#### Some records:
* BEGIN *
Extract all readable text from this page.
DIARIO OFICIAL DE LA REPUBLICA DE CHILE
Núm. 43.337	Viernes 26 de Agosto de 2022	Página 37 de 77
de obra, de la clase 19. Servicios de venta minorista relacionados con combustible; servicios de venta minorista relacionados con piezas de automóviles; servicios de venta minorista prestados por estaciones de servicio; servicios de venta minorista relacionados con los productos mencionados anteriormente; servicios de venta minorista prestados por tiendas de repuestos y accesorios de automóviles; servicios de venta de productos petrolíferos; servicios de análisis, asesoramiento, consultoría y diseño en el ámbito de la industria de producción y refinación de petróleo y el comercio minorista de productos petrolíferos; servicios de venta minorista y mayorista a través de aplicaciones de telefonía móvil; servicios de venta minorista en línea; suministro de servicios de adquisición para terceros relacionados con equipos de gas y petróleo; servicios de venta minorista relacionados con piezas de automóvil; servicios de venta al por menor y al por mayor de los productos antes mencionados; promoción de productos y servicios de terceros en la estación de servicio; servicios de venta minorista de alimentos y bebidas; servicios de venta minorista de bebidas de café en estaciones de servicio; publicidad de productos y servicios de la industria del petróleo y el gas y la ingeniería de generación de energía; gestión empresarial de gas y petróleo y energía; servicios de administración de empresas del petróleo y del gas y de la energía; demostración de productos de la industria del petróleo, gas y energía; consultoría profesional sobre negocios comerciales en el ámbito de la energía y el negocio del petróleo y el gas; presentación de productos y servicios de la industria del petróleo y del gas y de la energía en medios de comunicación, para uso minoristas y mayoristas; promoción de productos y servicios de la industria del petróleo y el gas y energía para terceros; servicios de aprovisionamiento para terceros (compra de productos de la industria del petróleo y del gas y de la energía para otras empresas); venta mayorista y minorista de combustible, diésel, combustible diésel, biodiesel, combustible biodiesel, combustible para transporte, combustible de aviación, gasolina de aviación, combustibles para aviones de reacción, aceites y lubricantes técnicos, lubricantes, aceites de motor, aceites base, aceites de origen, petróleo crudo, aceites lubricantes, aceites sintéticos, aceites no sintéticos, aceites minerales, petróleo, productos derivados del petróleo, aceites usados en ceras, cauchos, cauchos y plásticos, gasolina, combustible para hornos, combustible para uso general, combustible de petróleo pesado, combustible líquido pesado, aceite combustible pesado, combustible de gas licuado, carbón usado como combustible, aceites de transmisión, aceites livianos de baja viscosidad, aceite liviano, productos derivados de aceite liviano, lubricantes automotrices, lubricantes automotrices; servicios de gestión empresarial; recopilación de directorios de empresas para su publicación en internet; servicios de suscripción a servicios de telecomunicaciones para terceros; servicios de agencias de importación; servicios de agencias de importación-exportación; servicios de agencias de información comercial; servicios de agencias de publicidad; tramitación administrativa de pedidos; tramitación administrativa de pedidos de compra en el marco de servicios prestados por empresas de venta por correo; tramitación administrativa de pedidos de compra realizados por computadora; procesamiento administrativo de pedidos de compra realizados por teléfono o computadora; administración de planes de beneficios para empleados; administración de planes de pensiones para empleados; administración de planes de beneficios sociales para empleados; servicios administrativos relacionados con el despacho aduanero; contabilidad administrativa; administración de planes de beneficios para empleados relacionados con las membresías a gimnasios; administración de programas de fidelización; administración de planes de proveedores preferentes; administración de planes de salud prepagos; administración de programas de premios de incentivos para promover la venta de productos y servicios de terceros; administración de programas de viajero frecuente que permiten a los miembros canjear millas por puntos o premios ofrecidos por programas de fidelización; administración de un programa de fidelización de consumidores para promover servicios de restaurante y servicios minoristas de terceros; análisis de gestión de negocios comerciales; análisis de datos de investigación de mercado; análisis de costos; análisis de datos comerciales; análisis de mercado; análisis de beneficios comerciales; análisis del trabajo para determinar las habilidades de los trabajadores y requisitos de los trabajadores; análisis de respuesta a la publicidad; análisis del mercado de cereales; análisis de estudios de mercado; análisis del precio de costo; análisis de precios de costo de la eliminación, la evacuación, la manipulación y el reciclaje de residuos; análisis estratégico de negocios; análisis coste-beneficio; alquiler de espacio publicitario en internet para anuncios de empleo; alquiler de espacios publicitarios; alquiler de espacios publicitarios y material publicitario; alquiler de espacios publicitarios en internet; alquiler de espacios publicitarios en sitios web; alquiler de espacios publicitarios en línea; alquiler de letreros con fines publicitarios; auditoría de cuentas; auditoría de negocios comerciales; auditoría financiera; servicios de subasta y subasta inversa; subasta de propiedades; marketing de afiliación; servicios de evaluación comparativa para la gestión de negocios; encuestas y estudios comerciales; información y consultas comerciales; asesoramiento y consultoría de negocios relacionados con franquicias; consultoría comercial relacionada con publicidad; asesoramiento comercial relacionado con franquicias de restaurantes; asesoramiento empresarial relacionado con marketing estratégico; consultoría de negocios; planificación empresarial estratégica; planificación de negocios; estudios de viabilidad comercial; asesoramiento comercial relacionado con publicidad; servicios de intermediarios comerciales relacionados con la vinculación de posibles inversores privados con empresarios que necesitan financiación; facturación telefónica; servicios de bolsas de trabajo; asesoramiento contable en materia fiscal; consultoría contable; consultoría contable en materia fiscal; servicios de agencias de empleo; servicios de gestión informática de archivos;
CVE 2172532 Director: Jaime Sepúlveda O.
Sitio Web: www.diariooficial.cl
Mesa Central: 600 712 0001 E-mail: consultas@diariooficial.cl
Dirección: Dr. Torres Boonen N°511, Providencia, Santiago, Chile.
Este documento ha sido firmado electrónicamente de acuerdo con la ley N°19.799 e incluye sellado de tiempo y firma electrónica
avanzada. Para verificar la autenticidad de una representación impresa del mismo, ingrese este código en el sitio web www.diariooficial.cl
* END *
Copy the records above exactly.

#### SOLUTION TO THIS TASK:
Extract all readable text from this page.
DIARIO OFICIAL DE LA REPUBLICA DE CHILE
Núm. 43.337	Viernes 26 de Agosto de 2022	Página 37 de 77
de obra, de la clase 19. Servicios de venta minorista relacionados con combustible; servicios de venta minorista relacionados con piezas de automóviles; servicios de venta minorista prestados por estaciones de servicio; servicios de venta minorista relacionados con los productos mencionados anteriormente; servicios de venta minorista prestados por tiendas de repuestos y accesorios de automóviles; servicios de venta de productos petrolíferos; servicios de análisis, asesoramiento, consultoría y diseño en el ámbito de la industria de producción y refinación de petróleo y el comercio minorista de productos petrolíferos; servicios de venta minorista y mayorista a través de aplicaciones de telefonía móvil; servicios de venta minorista en línea; suministro de servicios de adquisición para terceros relacionados con equipos de gas y petróleo; servicios de venta minorista relacionados con piezas de automóvil; servicios de venta al por menor y al por mayor de los productos antes mencionados; promoción de productos y servicios de terceros en la estación de servicio; servicios de venta minorista de alimentos y bebidas; servicios de venta minorista de bebidas de café en estaciones de servicio; publicidad de productos y servicios de la industria del petróleo y el gas y la ingeniería de generación de energía; gestión empresarial de gas y petróleo y energía; servicios de administración de empresas del petróleo y del gas y de la energía; demostración de productos de la industria del petróleo, gas y energía; consultoría profesional sobre negocios comerciales en el ámbito de la energía y el negocio del petróleo y el gas; presentación de productos y servicios de la industria del petróleo y del gas y de la energía en medios de comunicación, para uso minoristas y mayoristas; promoción de productos y servicios de la industria del petróleo y el gas y energía para terceros; servicios de aprovisionamiento para terceros (compra de productos de la industria del petróleo y del gas y de la energía para otras empresas); venta mayorista y minorista de combustible, diésel, combustible diésel, biodiesel, combustible biodiesel, combustible para transporte, combustible de aviación, gasolina de aviación, combustibles para aviones de reacción, aceites y lubricantes técnicos, lubricantes, aceites de motor, aceites base, aceites de origen, petróleo crudo, aceites lubricantes, aceites sintéticos, aceites no sintéticos, aceites minerales, petróleo, productos derivados del petróleo, aceites usados en ceras, cauchos, cauchos y plásticos, gasolina, combustible para hornos, combustible para uso general, combustible de petróleo pesado, combustible líquido pesado, aceite combustible pesado, combustible de gas licuado, carbón usado como combustible, aceites de transmisión, aceites livianos de baja viscosidad, aceite liviano, productos derivados de aceite liviano, lubricantes automotrices, lubricantes automotrices; servicios de gestión empresarial; recopilación de directorios de empresas para su publicación en internet; servicios de suscripción a servicios de telecomunicaciones para terceros; servicios de agencias de importación; servicios de agencias de importación-exportación; servicios de agencias de información comercial; servicios de agencias de publicidad; tramitación administrativa de pedidos; tramitación administrativa de pedidos de compra en el marco de servicios prestados por empresas de venta por correo; tramitación administrativa de pedidos de compra realizados por computadora; procesamiento administrativo de pedidos de compra realizados por teléfono o computadora; administración de planes de beneficios para empleados; administración de planes de pensiones para empleados; administración de planes de beneficios sociales para empleados; servicios administrativos relacionados con el despacho aduanero; contabilidad administrativa; administración de planes de beneficios para empleados relacionados con las membresías a gimnasios; administración de programas de fidelización; administración de planes de proveedores preferentes; administración de planes de salud prepagos; administración de programas de premios de incentivos para promover la venta de productos y servicios de terceros; administración de programas de viajero frecuente que permiten a los miembros canjear millas por puntos o premios ofrecidos por programas de fidelización; administración de un programa de fidelización de consumidores para promover servicios de restaurante y servicios minoristas de terceros; análisis de gestión de negocios comerciales; análisis de datos de investigación de mercado; análisis de costos; análisis de datos comerciales; análisis de mercado; análisis de beneficios comerciales; análisis del trabajo para determinar las habilidades de los trabajadores y requisitos de los trabajadores; análisis de respuesta a la publicidad; análisis del mercado de cereales; análisis de estudios de mercado; análisis del precio de costo; análisis de precios de costo de la eliminación, la evacuación, la manipulación y el reciclaje de residuos; análisis estratégico de negocios; análisis coste-beneficio; alquiler de espacio publicitario en internet para anuncios de empleo; alquiler de espacios publicitarios; alquiler de espacios publicitarios y material publicitario; alquiler de espacios publicitarios en internet; alquiler de espacios publicitarios en sitios web; alquiler de espacios publicitarios en línea; alquiler de letreros con fines publicitarios; auditoría de cuentas; auditoría de negocios comerciales; auditoría financiera; servicios de subasta y subasta inversa; subasta de propiedades; marketing de afiliación; servicios de evaluación comparativa para la gestión de negocios; encuestas y estudios comerciales; información y consultas comerciales; asesoramiento y consultoría de negocios relacionados con franquicias; consultoría comercial relacionada con publicidad; asesoramiento comercial relacionado con franquicias de restaurantes; asesoramiento empresarial relacionado con marketing estratégico; consultoría de negocios; planificación empresarial estratégica; planificación de negocios; estudios de viabilidad comercial; asesoramiento comercial relacionado con publicidad; servicios de intermediarios comerciales relacionados con la vinculación de posibles inversores privados con empresarios que necesitan financiación; facturación telefónica; servicios de bolsas de trabajo; asesoramiento contable en materia fiscal; consultoría contable; consultoría contable en materia fiscal; servicios de agencias de empleo; servicios de gestión informática de archivos;
CVE 2172532 Director: Jaime Sepúlveda O.
Sitio Web: www.diariooficial.cl
Mesa Central: 600 712 0001 E-mail: consultas@diariooficial.cl
Dirección: Dr. Torres Boonen N°511, Providencia, Santiago, Chile.
Este documento ha sido firmado electrónicamente de acuerdo con la ley N°19.799 e incluye sellado de tiempo y firma electrónica
avanzada. Para verificar la autenticidad de una representación impresa del mismo, ingrese este código en el sitio web www.diariooficial.cl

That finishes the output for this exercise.